Region annotation records
........

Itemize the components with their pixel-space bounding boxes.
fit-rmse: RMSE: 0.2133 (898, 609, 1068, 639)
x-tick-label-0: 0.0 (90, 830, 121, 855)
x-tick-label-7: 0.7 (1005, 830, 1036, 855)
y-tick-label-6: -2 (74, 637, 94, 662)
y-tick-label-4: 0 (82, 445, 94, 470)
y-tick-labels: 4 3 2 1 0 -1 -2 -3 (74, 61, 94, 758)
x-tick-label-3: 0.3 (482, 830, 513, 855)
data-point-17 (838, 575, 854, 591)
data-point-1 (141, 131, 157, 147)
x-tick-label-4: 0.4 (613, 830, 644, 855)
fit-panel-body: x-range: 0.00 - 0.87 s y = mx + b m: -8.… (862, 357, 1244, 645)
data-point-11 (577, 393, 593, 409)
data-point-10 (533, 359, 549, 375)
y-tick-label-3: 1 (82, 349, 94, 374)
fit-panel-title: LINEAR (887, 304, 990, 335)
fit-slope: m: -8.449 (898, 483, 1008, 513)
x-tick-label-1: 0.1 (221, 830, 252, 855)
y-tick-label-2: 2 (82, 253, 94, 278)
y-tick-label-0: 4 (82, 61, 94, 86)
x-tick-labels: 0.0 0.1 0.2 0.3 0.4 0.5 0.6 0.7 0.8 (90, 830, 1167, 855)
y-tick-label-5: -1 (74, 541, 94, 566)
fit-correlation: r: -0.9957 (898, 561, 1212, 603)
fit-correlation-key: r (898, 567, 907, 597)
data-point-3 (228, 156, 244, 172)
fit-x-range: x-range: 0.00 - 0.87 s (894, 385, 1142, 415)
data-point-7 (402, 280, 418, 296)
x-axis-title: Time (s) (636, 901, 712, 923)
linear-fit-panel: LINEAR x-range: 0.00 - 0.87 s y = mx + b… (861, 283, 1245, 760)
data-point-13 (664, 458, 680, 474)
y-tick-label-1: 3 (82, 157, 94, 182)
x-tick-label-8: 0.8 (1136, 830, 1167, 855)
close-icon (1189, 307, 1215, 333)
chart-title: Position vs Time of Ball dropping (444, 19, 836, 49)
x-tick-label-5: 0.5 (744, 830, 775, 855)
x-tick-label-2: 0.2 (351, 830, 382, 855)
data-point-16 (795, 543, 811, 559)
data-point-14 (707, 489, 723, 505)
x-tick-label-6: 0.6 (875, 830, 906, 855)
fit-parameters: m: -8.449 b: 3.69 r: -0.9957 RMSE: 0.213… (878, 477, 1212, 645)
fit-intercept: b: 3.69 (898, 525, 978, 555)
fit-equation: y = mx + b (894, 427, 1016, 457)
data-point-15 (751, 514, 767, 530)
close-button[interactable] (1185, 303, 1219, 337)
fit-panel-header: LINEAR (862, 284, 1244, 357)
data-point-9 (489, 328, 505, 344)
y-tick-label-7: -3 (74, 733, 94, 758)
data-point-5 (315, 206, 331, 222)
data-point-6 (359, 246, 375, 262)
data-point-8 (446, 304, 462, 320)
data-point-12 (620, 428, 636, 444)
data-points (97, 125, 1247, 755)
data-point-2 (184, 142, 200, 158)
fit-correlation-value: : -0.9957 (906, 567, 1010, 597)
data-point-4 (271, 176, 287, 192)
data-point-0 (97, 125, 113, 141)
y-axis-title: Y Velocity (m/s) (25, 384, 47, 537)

........

Exercise prompt – Which lines in the listing above contain the string "LINEAR"? Copy every such line, matching case exactly.

Correct result –
fit-panel-title: LINEAR (887, 304, 990, 335)
linear-fit-panel: LINEAR x-range: 0.00 - 0.87 s y = mx + b… (861, 283, 1245, 760)
fit-panel-header: LINEAR (862, 284, 1244, 357)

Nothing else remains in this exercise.